#### Exercise goal:
Give back the whole listing exactly as shown.

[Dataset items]
^^^^^^^^

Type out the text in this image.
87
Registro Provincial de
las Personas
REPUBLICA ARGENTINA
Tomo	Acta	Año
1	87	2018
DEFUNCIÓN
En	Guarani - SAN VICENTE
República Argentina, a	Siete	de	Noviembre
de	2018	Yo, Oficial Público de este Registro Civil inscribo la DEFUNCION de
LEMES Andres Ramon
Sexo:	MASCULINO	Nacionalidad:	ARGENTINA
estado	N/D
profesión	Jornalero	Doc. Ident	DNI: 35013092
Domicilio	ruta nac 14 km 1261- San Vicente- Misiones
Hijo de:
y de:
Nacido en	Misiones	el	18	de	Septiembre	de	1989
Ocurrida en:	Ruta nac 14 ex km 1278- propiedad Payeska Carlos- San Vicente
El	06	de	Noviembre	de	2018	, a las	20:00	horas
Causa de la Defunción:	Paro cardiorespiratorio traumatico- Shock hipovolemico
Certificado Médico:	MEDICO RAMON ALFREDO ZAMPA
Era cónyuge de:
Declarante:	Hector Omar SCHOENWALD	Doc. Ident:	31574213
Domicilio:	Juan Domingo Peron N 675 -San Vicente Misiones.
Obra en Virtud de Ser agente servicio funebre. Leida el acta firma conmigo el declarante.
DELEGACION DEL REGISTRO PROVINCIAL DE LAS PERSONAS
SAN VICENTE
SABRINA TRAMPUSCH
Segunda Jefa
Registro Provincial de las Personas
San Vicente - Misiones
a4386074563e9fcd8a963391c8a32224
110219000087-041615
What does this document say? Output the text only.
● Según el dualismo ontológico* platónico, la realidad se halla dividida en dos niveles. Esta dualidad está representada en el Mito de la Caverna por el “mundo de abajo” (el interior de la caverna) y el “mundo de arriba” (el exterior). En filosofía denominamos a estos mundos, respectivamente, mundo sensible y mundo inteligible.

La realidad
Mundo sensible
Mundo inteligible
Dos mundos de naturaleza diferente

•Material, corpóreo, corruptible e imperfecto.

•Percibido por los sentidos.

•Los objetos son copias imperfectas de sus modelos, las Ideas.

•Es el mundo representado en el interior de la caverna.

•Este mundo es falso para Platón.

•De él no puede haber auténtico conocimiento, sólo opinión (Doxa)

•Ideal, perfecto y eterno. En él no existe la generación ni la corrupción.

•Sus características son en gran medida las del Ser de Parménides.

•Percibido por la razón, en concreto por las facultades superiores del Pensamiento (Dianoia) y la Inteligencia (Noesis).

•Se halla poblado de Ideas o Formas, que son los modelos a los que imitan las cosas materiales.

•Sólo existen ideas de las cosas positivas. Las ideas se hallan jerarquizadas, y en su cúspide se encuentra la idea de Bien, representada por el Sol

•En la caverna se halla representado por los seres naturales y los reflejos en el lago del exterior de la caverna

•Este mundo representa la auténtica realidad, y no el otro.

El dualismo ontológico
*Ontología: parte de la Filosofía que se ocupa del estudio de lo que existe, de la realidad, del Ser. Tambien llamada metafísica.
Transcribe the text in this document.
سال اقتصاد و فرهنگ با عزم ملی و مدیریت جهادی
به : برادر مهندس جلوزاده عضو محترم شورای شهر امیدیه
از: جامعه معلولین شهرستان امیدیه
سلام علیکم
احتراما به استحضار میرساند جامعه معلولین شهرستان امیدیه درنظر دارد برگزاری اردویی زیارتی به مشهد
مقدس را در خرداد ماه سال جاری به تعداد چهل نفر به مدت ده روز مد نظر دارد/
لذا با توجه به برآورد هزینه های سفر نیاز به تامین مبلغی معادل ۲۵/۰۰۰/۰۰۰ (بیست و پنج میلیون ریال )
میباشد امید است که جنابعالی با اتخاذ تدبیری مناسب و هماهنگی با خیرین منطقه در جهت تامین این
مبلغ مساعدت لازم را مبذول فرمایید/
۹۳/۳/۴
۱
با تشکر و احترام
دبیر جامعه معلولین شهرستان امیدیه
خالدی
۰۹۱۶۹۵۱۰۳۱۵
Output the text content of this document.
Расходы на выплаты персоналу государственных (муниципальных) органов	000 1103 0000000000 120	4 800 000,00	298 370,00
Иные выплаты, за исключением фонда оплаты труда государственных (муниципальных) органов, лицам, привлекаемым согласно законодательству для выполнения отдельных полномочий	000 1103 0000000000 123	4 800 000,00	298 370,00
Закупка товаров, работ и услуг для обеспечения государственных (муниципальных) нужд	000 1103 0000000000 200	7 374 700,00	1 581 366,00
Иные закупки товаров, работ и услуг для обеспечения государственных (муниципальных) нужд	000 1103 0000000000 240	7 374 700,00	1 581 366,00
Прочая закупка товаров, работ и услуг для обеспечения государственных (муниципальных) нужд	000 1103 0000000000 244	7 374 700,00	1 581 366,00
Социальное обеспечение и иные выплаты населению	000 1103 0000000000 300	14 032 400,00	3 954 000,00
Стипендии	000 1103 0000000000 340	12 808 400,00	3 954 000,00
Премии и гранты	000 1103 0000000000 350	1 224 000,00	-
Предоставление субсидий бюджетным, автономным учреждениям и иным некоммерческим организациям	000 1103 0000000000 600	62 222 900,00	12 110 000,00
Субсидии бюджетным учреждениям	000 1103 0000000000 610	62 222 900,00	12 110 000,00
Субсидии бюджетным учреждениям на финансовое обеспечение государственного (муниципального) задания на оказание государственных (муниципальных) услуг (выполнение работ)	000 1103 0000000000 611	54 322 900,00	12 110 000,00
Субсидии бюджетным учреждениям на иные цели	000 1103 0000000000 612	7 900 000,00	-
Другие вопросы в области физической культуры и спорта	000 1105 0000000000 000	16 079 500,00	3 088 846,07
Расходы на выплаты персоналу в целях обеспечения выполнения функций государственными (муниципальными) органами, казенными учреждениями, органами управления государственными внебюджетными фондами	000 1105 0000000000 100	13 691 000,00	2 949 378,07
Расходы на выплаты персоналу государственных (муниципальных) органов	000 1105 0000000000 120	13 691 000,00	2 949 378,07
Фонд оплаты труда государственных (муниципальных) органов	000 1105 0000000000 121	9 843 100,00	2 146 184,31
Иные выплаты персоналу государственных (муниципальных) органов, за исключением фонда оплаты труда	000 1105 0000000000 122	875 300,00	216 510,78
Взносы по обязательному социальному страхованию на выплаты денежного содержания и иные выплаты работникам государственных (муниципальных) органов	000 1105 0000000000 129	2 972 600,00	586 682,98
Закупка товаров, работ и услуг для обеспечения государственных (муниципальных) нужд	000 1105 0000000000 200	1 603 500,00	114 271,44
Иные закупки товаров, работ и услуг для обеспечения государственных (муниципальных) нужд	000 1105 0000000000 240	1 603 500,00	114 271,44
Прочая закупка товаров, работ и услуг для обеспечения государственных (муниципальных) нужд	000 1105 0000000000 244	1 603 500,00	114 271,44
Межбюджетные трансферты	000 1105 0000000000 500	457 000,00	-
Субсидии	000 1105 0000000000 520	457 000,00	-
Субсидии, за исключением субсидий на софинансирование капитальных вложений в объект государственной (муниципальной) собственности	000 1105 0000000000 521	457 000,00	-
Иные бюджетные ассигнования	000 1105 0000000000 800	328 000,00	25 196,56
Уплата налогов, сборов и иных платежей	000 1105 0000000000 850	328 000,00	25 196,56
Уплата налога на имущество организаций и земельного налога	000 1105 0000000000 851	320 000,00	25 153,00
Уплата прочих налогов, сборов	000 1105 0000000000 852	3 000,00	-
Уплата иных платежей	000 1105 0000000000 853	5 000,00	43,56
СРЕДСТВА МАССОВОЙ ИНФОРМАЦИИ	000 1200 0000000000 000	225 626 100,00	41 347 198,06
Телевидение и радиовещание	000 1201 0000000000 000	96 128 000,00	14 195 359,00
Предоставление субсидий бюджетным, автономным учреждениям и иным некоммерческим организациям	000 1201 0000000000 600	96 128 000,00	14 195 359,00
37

^^^^^^^^

#### Reply:
Type out the text in this image.
87
Registro Provincial de
las Personas
REPUBLICA ARGENTINA
Tomo	Acta	Año
1	87	2018
DEFUNCIÓN
En	Guarani - SAN VICENTE
República Argentina, a	Siete	de	Noviembre
de	2018	Yo, Oficial Público de este Registro Civil inscribo la DEFUNCION de
LEMES Andres Ramon
Sexo:	MASCULINO	Nacionalidad:	ARGENTINA
estado	N/D
profesión	Jornalero	Doc. Ident	DNI: 35013092
Domicilio	ruta nac 14 km 1261- San Vicente- Misiones
Hijo de:
y de:
Nacido en	Misiones	el	18	de	Septiembre	de	1989
Ocurrida en:	Ruta nac 14 ex km 1278- propiedad Payeska Carlos- San Vicente
El	06	de	Noviembre	de	2018	, a las	20:00	horas
Causa de la Defunción:	Paro cardiorespiratorio traumatico- Shock hipovolemico
Certificado Médico:	MEDICO RAMON ALFREDO ZAMPA
Era cónyuge de:
Declarante:	Hector Omar SCHOENWALD	Doc. Ident:	31574213
Domicilio:	Juan Domingo Peron N 675 -San Vicente Misiones.
Obra en Virtud de Ser agente servicio funebre. Leida el acta firma conmigo el declarante.
DELEGACION DEL REGISTRO PROVINCIAL DE LAS PERSONAS
SAN VICENTE
SABRINA TRAMPUSCH
Segunda Jefa
Registro Provincial de las Personas
San Vicente - Misiones
a4386074563e9fcd8a963391c8a32224
110219000087-041615
What does this document say? Output the text only.
● Según el dualismo ontológico* platónico, la realidad se halla dividida en dos niveles. Esta dualidad está representada en el Mito de la Caverna por el “mundo de abajo” (el interior de la caverna) y el “mundo de arriba” (el exterior). En filosofía denominamos a estos mundos, respectivamente, mundo sensible y mundo inteligible.

La realidad
Mundo sensible
Mundo inteligible
Dos mundos de naturaleza diferente

•Material, corpóreo, corruptible e imperfecto.

•Percibido por los sentidos.

•Los objetos son copias imperfectas de sus modelos, las Ideas.

•Es el mundo representado en el interior de la caverna.

•Este mundo es falso para Platón.

•De él no puede haber auténtico conocimiento, sólo opinión (Doxa)

•Ideal, perfecto y eterno. En él no existe la generación ni la corrupción.

•Sus características son en gran medida las del Ser de Parménides.

•Percibido por la razón, en concreto por las facultades superiores del Pensamiento (Dianoia) y la Inteligencia (Noesis).

•Se halla poblado de Ideas o Formas, que son los modelos a los que imitan las cosas materiales.

•Sólo existen ideas de las cosas positivas. Las ideas se hallan jerarquizadas, y en su cúspide se encuentra la idea de Bien, representada por el Sol

•En la caverna se halla representado por los seres naturales y los reflejos en el lago del exterior de la caverna

•Este mundo representa la auténtica realidad, y no el otro.

El dualismo ontológico
*Ontología: parte de la Filosofía que se ocupa del estudio de lo que existe, de la realidad, del Ser. Tambien llamada metafísica.
Transcribe the text in this document.
سال اقتصاد و فرهنگ با عزم ملی و مدیریت جهادی
به : برادر مهندس جلوزاده عضو محترم شورای شهر امیدیه
از: جامعه معلولین شهرستان امیدیه
سلام علیکم
احتراما به استحضار میرساند جامعه معلولین شهرستان امیدیه درنظر دارد برگزاری اردویی زیارتی به مشهد
مقدس را در خرداد ماه سال جاری به تعداد چهل نفر به مدت ده روز مد نظر دارد/
لذا با توجه به برآورد هزینه های سفر نیاز به تامین مبلغی معادل ۲۵/۰۰۰/۰۰۰ (بیست و پنج میلیون ریال )
میباشد امید است که جنابعالی با اتخاذ تدبیری مناسب و هماهنگی با خیرین منطقه در جهت تامین این
مبلغ مساعدت لازم را مبذول فرمایید/
۹۳/۳/۴
۱
با تشکر و احترام
دبیر جامعه معلولین شهرستان امیدیه
خالدی
۰۹۱۶۹۵۱۰۳۱۵
Output the text content of this document.
Расходы на выплаты персоналу государственных (муниципальных) органов	000 1103 0000000000 120	4 800 000,00	298 370,00
Иные выплаты, за исключением фонда оплаты труда государственных (муниципальных) органов, лицам, привлекаемым согласно законодательству для выполнения отдельных полномочий	000 1103 0000000000 123	4 800 000,00	298 370,00
Закупка товаров, работ и услуг для обеспечения государственных (муниципальных) нужд	000 1103 0000000000 200	7 374 700,00	1 581 366,00
Иные закупки товаров, работ и услуг для обеспечения государственных (муниципальных) нужд	000 1103 0000000000 240	7 374 700,00	1 581 366,00
Прочая закупка товаров, работ и услуг для обеспечения государственных (муниципальных) нужд	000 1103 0000000000 244	7 374 700,00	1 581 366,00
Социальное обеспечение и иные выплаты населению	000 1103 0000000000 300	14 032 400,00	3 954 000,00
Стипендии	000 1103 0000000000 340	12 808 400,00	3 954 000,00
Премии и гранты	000 1103 0000000000 350	1 224 000,00	-
Предоставление субсидий бюджетным, автономным учреждениям и иным некоммерческим организациям	000 1103 0000000000 600	62 222 900,00	12 110 000,00
Субсидии бюджетным учреждениям	000 1103 0000000000 610	62 222 900,00	12 110 000,00
Субсидии бюджетным учреждениям на финансовое обеспечение государственного (муниципального) задания на оказание государственных (муниципальных) услуг (выполнение работ)	000 1103 0000000000 611	54 322 900,00	12 110 000,00
Субсидии бюджетным учреждениям на иные цели	000 1103 0000000000 612	7 900 000,00	-
Другие вопросы в области физической культуры и спорта	000 1105 0000000000 000	16 079 500,00	3 088 846,07
Расходы на выплаты персоналу в целях обеспечения выполнения функций государственными (муниципальными) органами, казенными учреждениями, органами управления государственными внебюджетными фондами	000 1105 0000000000 100	13 691 000,00	2 949 378,07
Расходы на выплаты персоналу государственных (муниципальных) органов	000 1105 0000000000 120	13 691 000,00	2 949 378,07
Фонд оплаты труда государственных (муниципальных) органов	000 1105 0000000000 121	9 843 100,00	2 146 184,31
Иные выплаты персоналу государственных (муниципальных) органов, за исключением фонда оплаты труда	000 1105 0000000000 122	875 300,00	216 510,78
Взносы по обязательному социальному страхованию на выплаты денежного содержания и иные выплаты работникам государственных (муниципальных) органов	000 1105 0000000000 129	2 972 600,00	586 682,98
Закупка товаров, работ и услуг для обеспечения государственных (муниципальных) нужд	000 1105 0000000000 200	1 603 500,00	114 271,44
Иные закупки товаров, работ и услуг для обеспечения государственных (муниципальных) нужд	000 1105 0000000000 240	1 603 500,00	114 271,44
Прочая закупка товаров, работ и услуг для обеспечения государственных (муниципальных) нужд	000 1105 0000000000 244	1 603 500,00	114 271,44
Межбюджетные трансферты	000 1105 0000000000 500	457 000,00	-
Субсидии	000 1105 0000000000 520	457 000,00	-
Субсидии, за исключением субсидий на софинансирование капитальных вложений в объект государственной (муниципальной) собственности	000 1105 0000000000 521	457 000,00	-
Иные бюджетные ассигнования	000 1105 0000000000 800	328 000,00	25 196,56
Уплата налогов, сборов и иных платежей	000 1105 0000000000 850	328 000,00	25 196,56
Уплата налога на имущество организаций и земельного налога	000 1105 0000000000 851	320 000,00	25 153,00
Уплата прочих налогов, сборов	000 1105 0000000000 852	3 000,00	-
Уплата иных платежей	000 1105 0000000000 853	5 000,00	43,56
СРЕДСТВА МАССОВОЙ ИНФОРМАЦИИ	000 1200 0000000000 000	225 626 100,00	41 347 198,06
Телевидение и радиовещание	000 1201 0000000000 000	96 128 000,00	14 195 359,00
Предоставление субсидий бюджетным, автономным учреждениям и иным некоммерческим организациям	000 1201 0000000000 600	96 128 000,00	14 195 359,00
37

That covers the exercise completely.